◆ **Source text**:
Optional. Add some seasoning if you wish. Try 1 teaspoon of hot pepper powder and/or sage.


1) Chill out. Chill the beer. Cold helps prevent gluten formation.

2) Fire up. Preheat the oil to 375°F.

3) Batter up. Beat the eggs lightly in a large bowl. Add the rest of the wet ingredients to the eggs and stir. Mix the dry ingredients in a small bowl. Pour the dry ingredients into the wet and stir but don’t mix aggressively so you don’t form gluten. Clumps of dry flour should be floating around. It should be a b it thinner than pancake flour. When you dunk something in it, the batter should coat it thoroughly. A thin spot or two is ok, but not so thin that it sheets off. If you need to thicken. it, add more flour. To thin it add beer, water, or club soda.

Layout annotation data
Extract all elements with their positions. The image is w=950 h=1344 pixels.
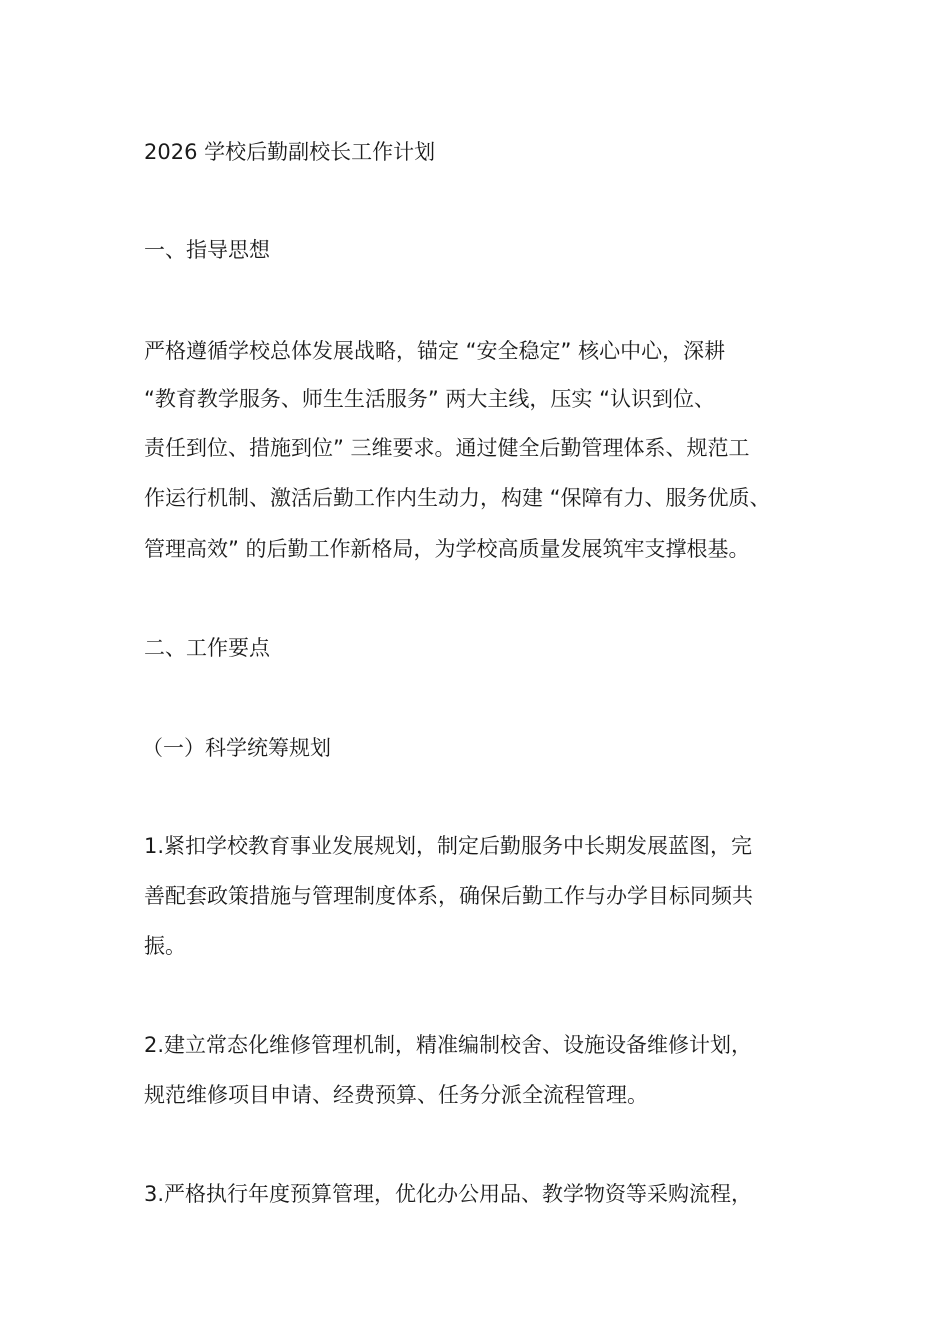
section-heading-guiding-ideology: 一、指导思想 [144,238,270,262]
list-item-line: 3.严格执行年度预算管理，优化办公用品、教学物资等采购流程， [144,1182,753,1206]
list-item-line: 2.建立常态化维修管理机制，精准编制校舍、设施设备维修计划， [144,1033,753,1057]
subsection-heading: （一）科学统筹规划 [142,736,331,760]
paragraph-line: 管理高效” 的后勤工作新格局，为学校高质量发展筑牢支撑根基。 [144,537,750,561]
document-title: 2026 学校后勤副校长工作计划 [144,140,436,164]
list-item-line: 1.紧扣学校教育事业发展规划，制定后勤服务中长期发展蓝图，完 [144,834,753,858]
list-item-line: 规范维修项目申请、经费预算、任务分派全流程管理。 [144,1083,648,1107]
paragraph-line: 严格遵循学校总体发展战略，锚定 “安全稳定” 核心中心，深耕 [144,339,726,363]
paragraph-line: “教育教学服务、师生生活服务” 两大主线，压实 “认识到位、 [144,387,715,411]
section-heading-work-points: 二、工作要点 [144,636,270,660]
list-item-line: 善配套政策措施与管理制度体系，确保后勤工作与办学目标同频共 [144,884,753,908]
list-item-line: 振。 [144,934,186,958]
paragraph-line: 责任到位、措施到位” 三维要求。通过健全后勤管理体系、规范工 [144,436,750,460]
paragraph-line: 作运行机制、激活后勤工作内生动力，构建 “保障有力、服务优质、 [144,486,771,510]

◆ **Task requirements**:
• 1. According to the batter recipe, what temperature should the oil be preheated to?
• 2. Write out the passage of the batter recipe that starts with "Optional. Add some" and ends with "oil to 375°F.", replacing "sage" with "thyme".
• 3. Continue the batter recipe after its last sentence.

◆ **Exercise results**:
• 1. 375°F

• 2.
Optional. Add some seasoning if you wish. Try 1 teaspoon of hot pepper powder and/or thyme.


1) Chill out. Chill the beer. Cold helps prevent gluten formation.

2) Fire up. Preheat the oil to 375°F.

• 3.
dunking peppers in batter

4) Dunk. If you are frying peppers, poke some holes in them so they don't explode. Drop the veggies into the batter and stir until coated. With tongs pull the veggies out let some of the excess batter drip off, and slip them into the oil making sure they do not splatter. Try to cook pieces of similar thickness together. Do not crowd the pot. Flip often and fry for only 1 to 2 minutes until pale golden. Try to keep the oil above 325°F. If you are doing chicken, take the white meat up to 160 to 165°F and the dark meat to 170 to 175°F. Don't worry about the temp of other foods. they will be safe when the batter is golden. Lift them out and spill them onto the grate or paper towels to drain and let them drip for a minute or two. Sprinkle with coarse salt and serve. Scoop out bits of fried batter left in the oil before the next batch goes in.

5) Serve. These crunchy bits are called tenkasu and can be used in sandwich wraps, as toppings for noodle dishes, as garnish for soups...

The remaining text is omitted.